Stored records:

──────────────────────────────

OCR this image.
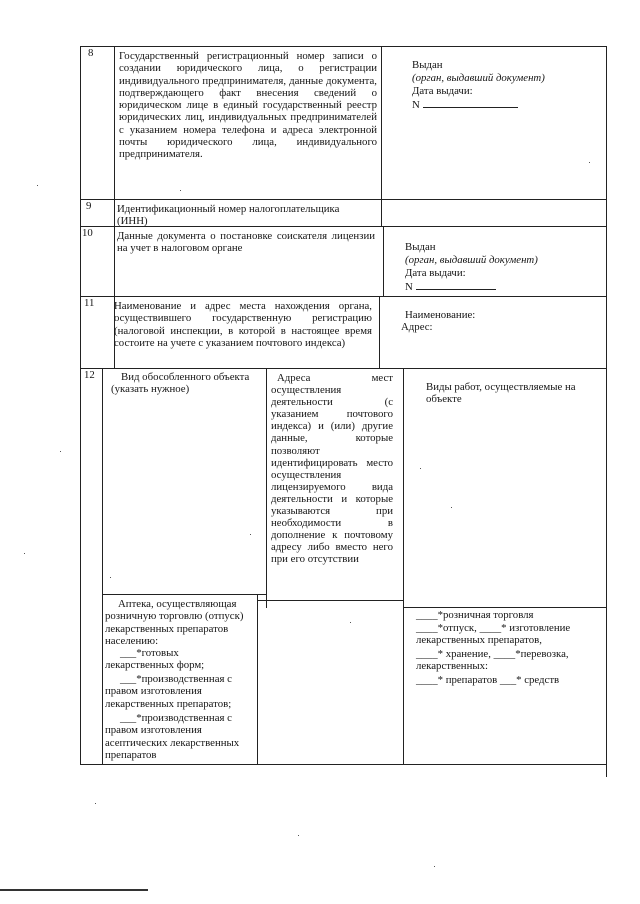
8 Государственный регистрационный номер записи о создании юридического лица, о регистрации индивидуального предпринимателя, данные документа, подтверждающего факт внесения сведений о юридическом лице в единый государственный реестр юридических лиц, индивидуальных предпринимателей с указанием номера телефона и адреса электронной почты юридического лица, индивидуального предпринимателя.
Выдан
(орган, выдавший документ)
Дата выдачи:
N
9 Идентификационный номер налогоплательщика (ИНН)
10 Данные документа о постановке соискателя лицензии на учет в налоговом органе	Выдан
(орган, выдавший документ)
Дата выдачи:
N
11 Наименование и адрес места нахождения органа, осуществившего государственную регистрацию (налоговой инспекции, в которой в настоящее время состоите на учете с указанием почтового индекса)
Наименование:
Адрес:
12	Вид обособленного объекта (указать нужное)
Адреса мест осуществления деятельности (с указанием почтового индекса) и (или) другие данные, которые позволяют идентифицировать место осуществления лицензируемого вида деятельности и которые указываются при необходимости в дополнение к почтовому адресу либо вместо него при его отсутствии
Виды работ, осуществляемые на объекте
Аптека, осуществляющая розничную торговлю (отпуск) лекарственных препаратов населению:
___*готовых лекарственных форм;
___*производственная с правом изготовления лекарственных препаратов;
___*производственная с правом изготовления асептических лекарственных препаратов
____*розничная торговля
____*отпуск, ____* изготовление лекарственных препаратов,
____* хранение, ____*перевозка, лекарственных:
____* препаратов ___* средств
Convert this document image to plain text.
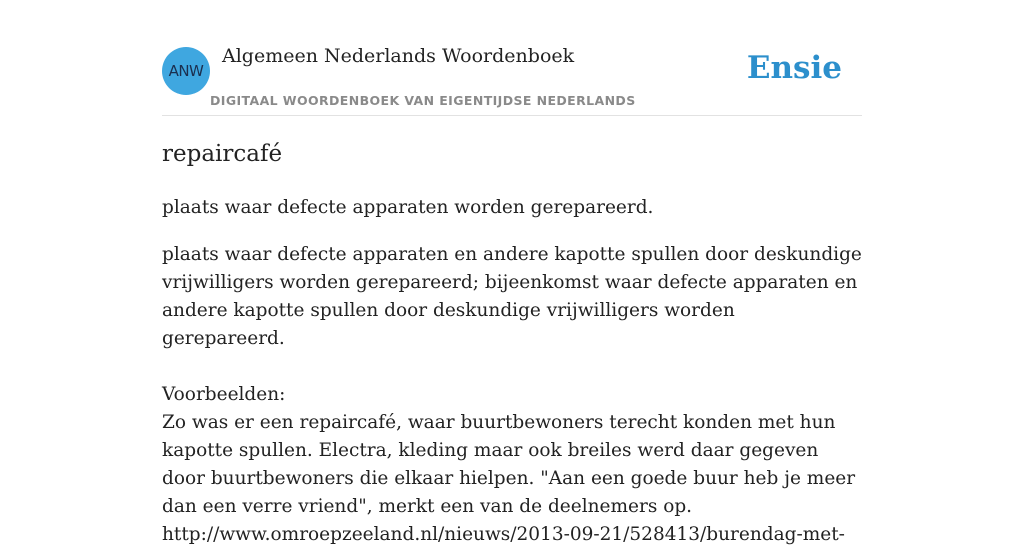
ANW
Algemeen Nederlands Woordenboek
DIGITAAL WOORDENBOEK VAN EIGENTIJDSE NEDERLANDS
Ensie
repaircafé

plaats waar defecte apparaten worden gerepareerd.

plaats waar defecte apparaten en andere kapotte spullen door deskundige vrijwilligers worden gerepareerd; bijeenkomst waar defecte apparaten en andere kapotte spullen door deskundige vrijwilligers worden gerepareerd.

Voorbeelden:

Zo was er een repaircafé, waar buurtbewoners terecht konden met hun kapotte spullen. Electra, kleding maar ook breiles werd daar gegeven door buurtbewoners die elkaar hielpen. "Aan een goede buur heb je meer dan een verre vriend", merkt een van de deelnemers op.

http://www.omroepzeeland.nl/nieuws/2013-09-21/528413/burendag-met-
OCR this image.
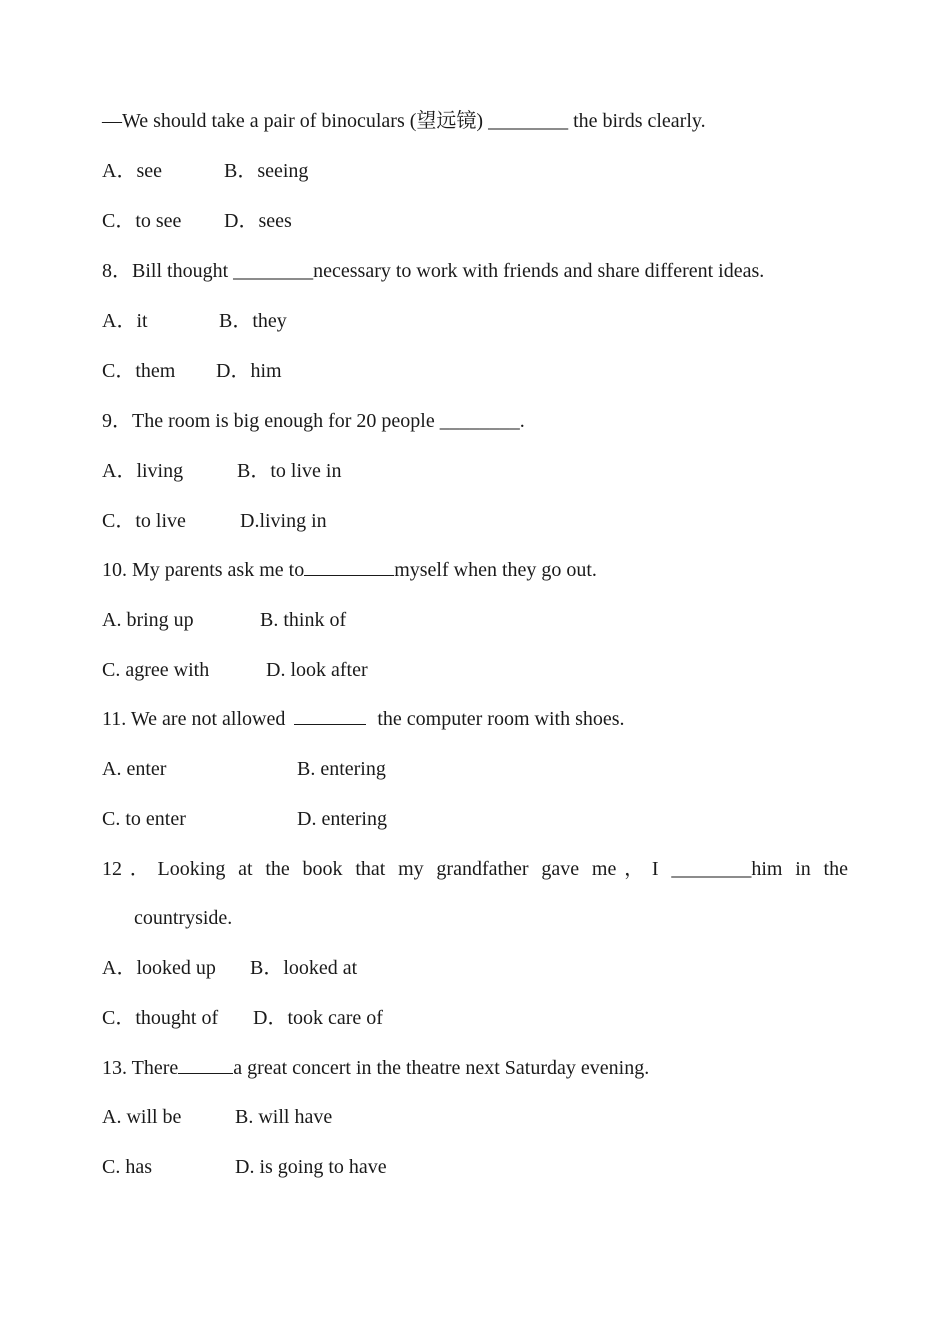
—We should take a pair of binoculars (望远镜) ________ the birds clearly.
A．see	B．seeing
C．to see D．sees
8．Bill thought ________necessary to work with friends and share different ideas.
A．it	B．they
C．them D．him
9．The room is big enough for 20 people ________.
A．living	B．to live in
C．to live	D.living in
10. My parents ask me to	myself when they go out.
A. bring up	B. think of
C. agree with	D. look after
11. We are not allowed	the computer room with shoes.
A. enter	B. entering
C. to enter	D. entering
12．Looking at the book that my grandfather gave me，I ________him in the
countryside.
A．looked up B．looked at
C．thought of D．took care of
13. There	a great concert in the theatre next Saturday evening.
A. will be	B. will have
C. has	D. is going to have
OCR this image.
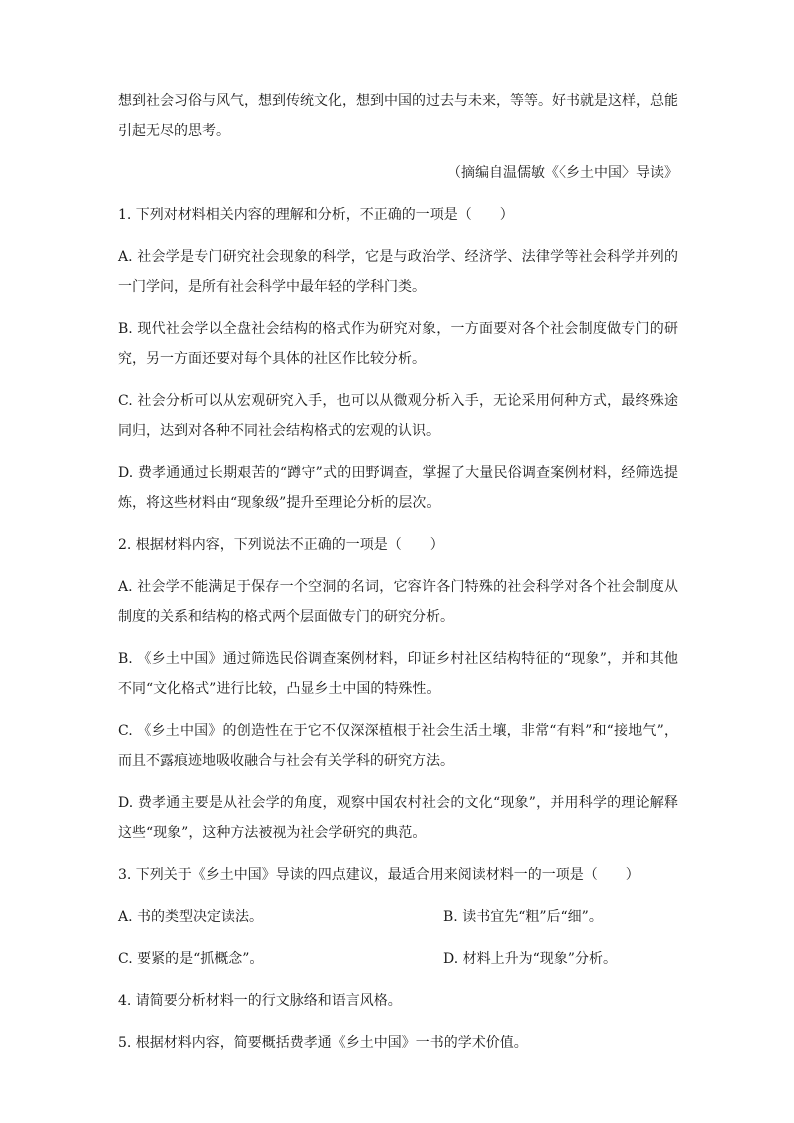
想到社会习俗与风气，想到传统文化，想到中国的过去与未来，等等。好书就是这样，总能引起无尽的思考。

（摘编自温儒敏《〈乡土中国〉导读》

1. 下列对材料相关内容的理解和分析，不正确的一项是（　　）

A. 社会学是专门研究社会现象的科学，它是与政治学、经济学、法律学等社会科学并列的一门学问，是所有社会科学中最年轻的学科门类。

B. 现代社会学以全盘社会结构的格式作为研究对象，一方面要对各个社会制度做专门的研究，另一方面还要对每个具体的社区作比较分析。

C. 社会分析可以从宏观研究入手，也可以从微观分析入手，无论采用何种方式，最终殊途同归，达到对各种不同社会结构格式的宏观的认识。

D. 费孝通通过长期艰苦的“蹲守”式的田野调查，掌握了大量民俗调查案例材料，经筛选提炼，将这些材料由“现象级”提升至理论分析的层次。

2. 根据材料内容，下列说法不正确的一项是（　　）

A. 社会学不能满足于保存一个空洞的名词，它容许各门特殊的社会科学对各个社会制度从制度的关系和结构的格式两个层面做专门的研究分析。

B. 《乡土中国》通过筛选民俗调查案例材料，印证乡村社区结构特征的“现象”，并和其他不同“文化格式”进行比较，凸显乡土中国的特殊性。

C. 《乡土中国》的创造性在于它不仅深深植根于社会生活土壤，非常“有料”和“接地气”，而且不露痕迹地吸收融合与社会有关学科的研究方法。

D. 费孝通主要是从社会学的角度，观察中国农村社会的文化“现象”，并用科学的理论解释这些“现象”，这种方法被视为社会学研究的典范。

3. 下列关于《乡土中国》导读的四点建议，最适合用来阅读材料一的一项是（　　）

A. 书的类型决定读法。	B. 读书宜先“粗”后“细”。
C. 要紧的是“抓概念”。	D. 材料上升为“现象”分析。

4. 请简要分析材料一的行文脉络和语言风格。

5. 根据材料内容，简要概括费孝通《乡土中国》一书的学术价值。
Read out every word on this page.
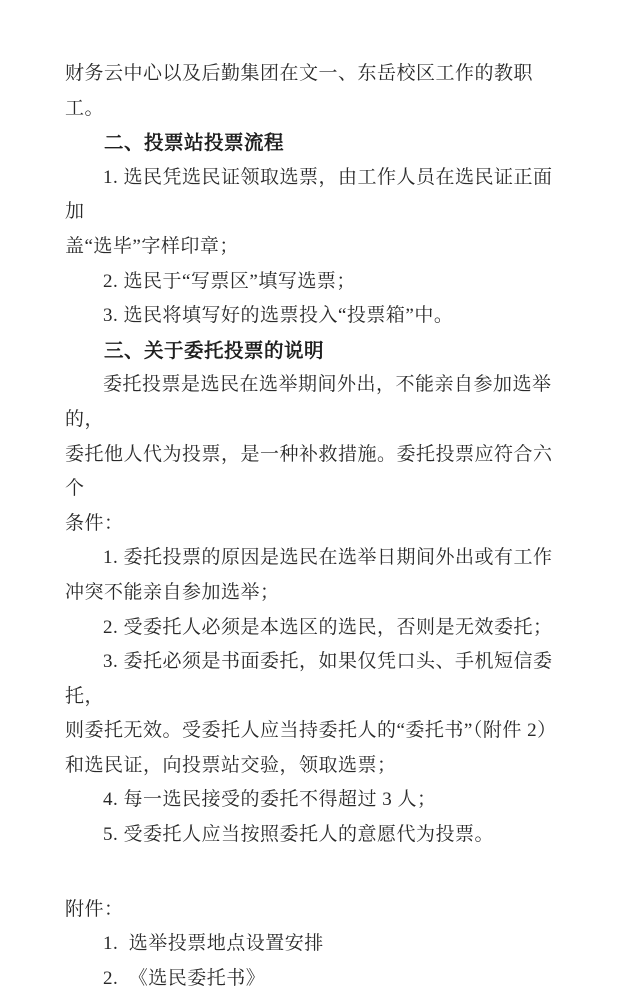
财务云中心以及后勤集团在文一、东岳校区工作的教职工。
二、投票站投票流程
1. 选民凭选民证领取选票，由工作人员在选民证正面加
盖“选毕”字样印章；
2. 选民于“写票区”填写选票；
3. 选民将填写好的选票投入“投票箱”中。
三、关于委托投票的说明
委托投票是选民在选举期间外出，不能亲自参加选举的，
委托他人代为投票，是一种补救措施。委托投票应符合六个
条件：
1. 委托投票的原因是选民在选举日期间外出或有工作
冲突不能亲自参加选举；
2. 受委托人必须是本选区的选民，否则是无效委托；
3. 委托必须是书面委托，如果仅凭口头、手机短信委托，
则委托无效。受委托人应当持委托人的“委托书”（附件 2）
和选民证，向投票站交验，领取选票；
4. 每一选民接受的委托不得超过 3 人；
5. 受委托人应当按照委托人的意愿代为投票。
附件：
1.  选举投票地点设置安排
2.  《选民委托书》
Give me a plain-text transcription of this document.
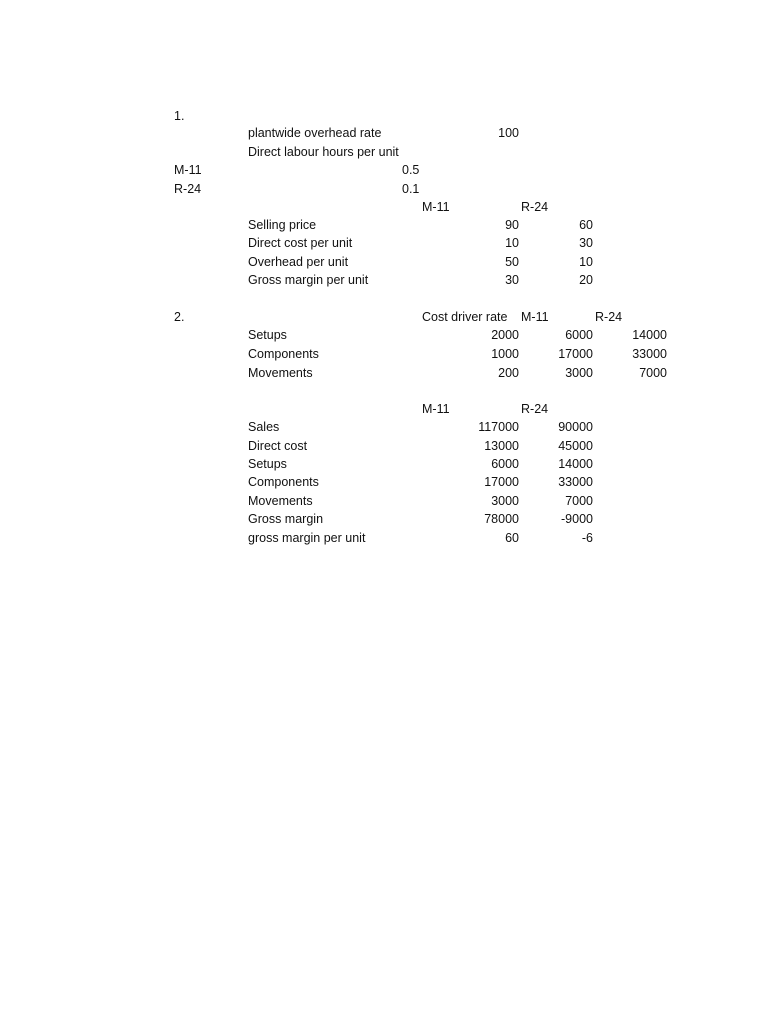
1.
plantwide overhead rate	100
Direct labour hours per unit
M-11	0.5
R-24	0.1
M-11	R-24
Selling price	90	60
Direct cost per unit	10	30
Overhead per unit	50	10
Gross margin per unit	30	20
2.	Cost driver rate M-11	R-24
Setups	2000	6000	14000
Components	1000	17000	33000
Movements	200	3000	7000
M-11	R-24
Sales	117000	90000
Direct cost	13000	45000
Setups	6000	14000
Components	17000	33000
Movements	3000	7000
Gross margin	78000	-9000
gross margin per unit	60	-6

──────────────────────────────

What you are asked to do: Leave out the pictures and output the rest of the material exactly as written.

Output for this exercise:
OCR this image.
8 Государственный регистрационный номер записи о создании юридического лица, о регистрации индивидуального предпринимателя, данные документа, подтверждающего факт внесения сведений о юридическом лице в единый государственный реестр юридических лиц, индивидуальных предпринимателей с указанием номера телефона и адреса электронной почты юридического лица, индивидуального предпринимателя.
Выдан
(орган, выдавший документ)
Дата выдачи:
N
9 Идентификационный номер налогоплательщика (ИНН)
10 Данные документа о постановке соискателя лицензии на учет в налоговом органе	Выдан
(орган, выдавший документ)
Дата выдачи:
N
11 Наименование и адрес места нахождения органа, осуществившего государственную регистрацию (налоговой инспекции, в которой в настоящее время состоите на учете с указанием почтового индекса)
Наименование:
Адрес:
12	Вид обособленного объекта (указать нужное)
Адреса мест осуществления деятельности (с указанием почтового индекса) и (или) другие данные, которые позволяют идентифицировать место осуществления лицензируемого вида деятельности и которые указываются при необходимости в дополнение к почтовому адресу либо вместо него при его отсутствии
Виды работ, осуществляемые на объекте
Аптека, осуществляющая розничную торговлю (отпуск) лекарственных препаратов населению:
___*готовых лекарственных форм;
___*производственная с правом изготовления лекарственных препаратов;
___*производственная с правом изготовления асептических лекарственных препаратов
____*розничная торговля
____*отпуск, ____* изготовление лекарственных препаратов,
____* хранение, ____*перевозка, лекарственных:
____* препаратов ___* средств
Convert this document image to plain text.
ANW
Algemeen Nederlands Woordenboek
DIGITAAL WOORDENBOEK VAN EIGENTIJDSE NEDERLANDS
Ensie
repaircafé

plaats waar defecte apparaten worden gerepareerd.

plaats waar defecte apparaten en andere kapotte spullen door deskundige vrijwilligers worden gerepareerd; bijeenkomst waar defecte apparaten en andere kapotte spullen door deskundige vrijwilligers worden gerepareerd.

Voorbeelden:

Zo was er een repaircafé, waar buurtbewoners terecht konden met hun kapotte spullen. Electra, kleding maar ook breiles werd daar gegeven door buurtbewoners die elkaar hielpen. "Aan een goede buur heb je meer dan een verre vriend", merkt een van de deelnemers op.

http://www.omroepzeeland.nl/nieuws/2013-09-21/528413/burendag-met-
OCR this image.
—We should take a pair of binoculars (望远镜) ________ the birds clearly.
A．see	B．seeing
C．to see D．sees
8．Bill thought ________necessary to work with friends and share different ideas.
A．it	B．they
C．them D．him
9．The room is big enough for 20 people ________.
A．living	B．to live in
C．to live	D.living in
10. My parents ask me to	myself when they go out.
A. bring up	B. think of
C. agree with	D. look after
11. We are not allowed	the computer room with shoes.
A. enter	B. entering
C. to enter	D. entering
12．Looking at the book that my grandfather gave me，I ________him in the
countryside.
A．looked up B．looked at
C．thought of D．took care of
13. There	a great concert in the theatre next Saturday evening.
A. will be	B. will have
C. has	D. is going to have
OCR this image.
想到社会习俗与风气，想到传统文化，想到中国的过去与未来，等等。好书就是这样，总能引起无尽的思考。

（摘编自温儒敏《〈乡土中国〉导读》

1. 下列对材料相关内容的理解和分析，不正确的一项是（　　）

A. 社会学是专门研究社会现象的科学，它是与政治学、经济学、法律学等社会科学并列的一门学问，是所有社会科学中最年轻的学科门类。

B. 现代社会学以全盘社会结构的格式作为研究对象，一方面要对各个社会制度做专门的研究，另一方面还要对每个具体的社区作比较分析。

C. 社会分析可以从宏观研究入手，也可以从微观分析入手，无论采用何种方式，最终殊途同归，达到对各种不同社会结构格式的宏观的认识。

D. 费孝通通过长期艰苦的“蹲守”式的田野调查，掌握了大量民俗调查案例材料，经筛选提炼，将这些材料由“现象级”提升至理论分析的层次。

2. 根据材料内容，下列说法不正确的一项是（　　）

A. 社会学不能满足于保存一个空洞的名词，它容许各门特殊的社会科学对各个社会制度从制度的关系和结构的格式两个层面做专门的研究分析。

B. 《乡土中国》通过筛选民俗调查案例材料，印证乡村社区结构特征的“现象”，并和其他不同“文化格式”进行比较，凸显乡土中国的特殊性。

C. 《乡土中国》的创造性在于它不仅深深植根于社会生活土壤，非常“有料”和“接地气”，而且不露痕迹地吸收融合与社会有关学科的研究方法。

D. 费孝通主要是从社会学的角度，观察中国农村社会的文化“现象”，并用科学的理论解释这些“现象”，这种方法被视为社会学研究的典范。

3. 下列关于《乡土中国》导读的四点建议，最适合用来阅读材料一的一项是（　　）

A. 书的类型决定读法。	B. 读书宜先“粗”后“细”。
C. 要紧的是“抓概念”。	D. 材料上升为“现象”分析。

4. 请简要分析材料一的行文脉络和语言风格。

5. 根据材料内容，简要概括费孝通《乡土中国》一书的学术价值。
Read out every word on this page.
财务云中心以及后勤集团在文一、东岳校区工作的教职工。
二、投票站投票流程
1. 选民凭选民证领取选票，由工作人员在选民证正面加
盖“选毕”字样印章；
2. 选民于“写票区”填写选票；
3. 选民将填写好的选票投入“投票箱”中。
三、关于委托投票的说明
委托投票是选民在选举期间外出，不能亲自参加选举的，
委托他人代为投票，是一种补救措施。委托投票应符合六个
条件：
1. 委托投票的原因是选民在选举日期间外出或有工作
冲突不能亲自参加选举；
2. 受委托人必须是本选区的选民，否则是无效委托；
3. 委托必须是书面委托，如果仅凭口头、手机短信委托，
则委托无效。受委托人应当持委托人的“委托书”（附件 2）
和选民证，向投票站交验，领取选票；
4. 每一选民接受的委托不得超过 3 人；
5. 受委托人应当按照委托人的意愿代为投票。
附件：
1.  选举投票地点设置安排
2.  《选民委托书》
Give me a plain-text transcription of this document.
1.
plantwide overhead rate	100
Direct labour hours per unit
M-11	0.5
R-24	0.1
M-11	R-24
Selling price	90	60
Direct cost per unit	10	30
Overhead per unit	50	10
Gross margin per unit	30	20
2.	Cost driver rate M-11	R-24
Setups	2000	6000	14000
Components	1000	17000	33000
Movements	200	3000	7000
M-11	R-24
Sales	117000	90000
Direct cost	13000	45000
Setups	6000	14000
Components	17000	33000
Movements	3000	7000
Gross margin	78000	-9000
gross margin per unit	60	-6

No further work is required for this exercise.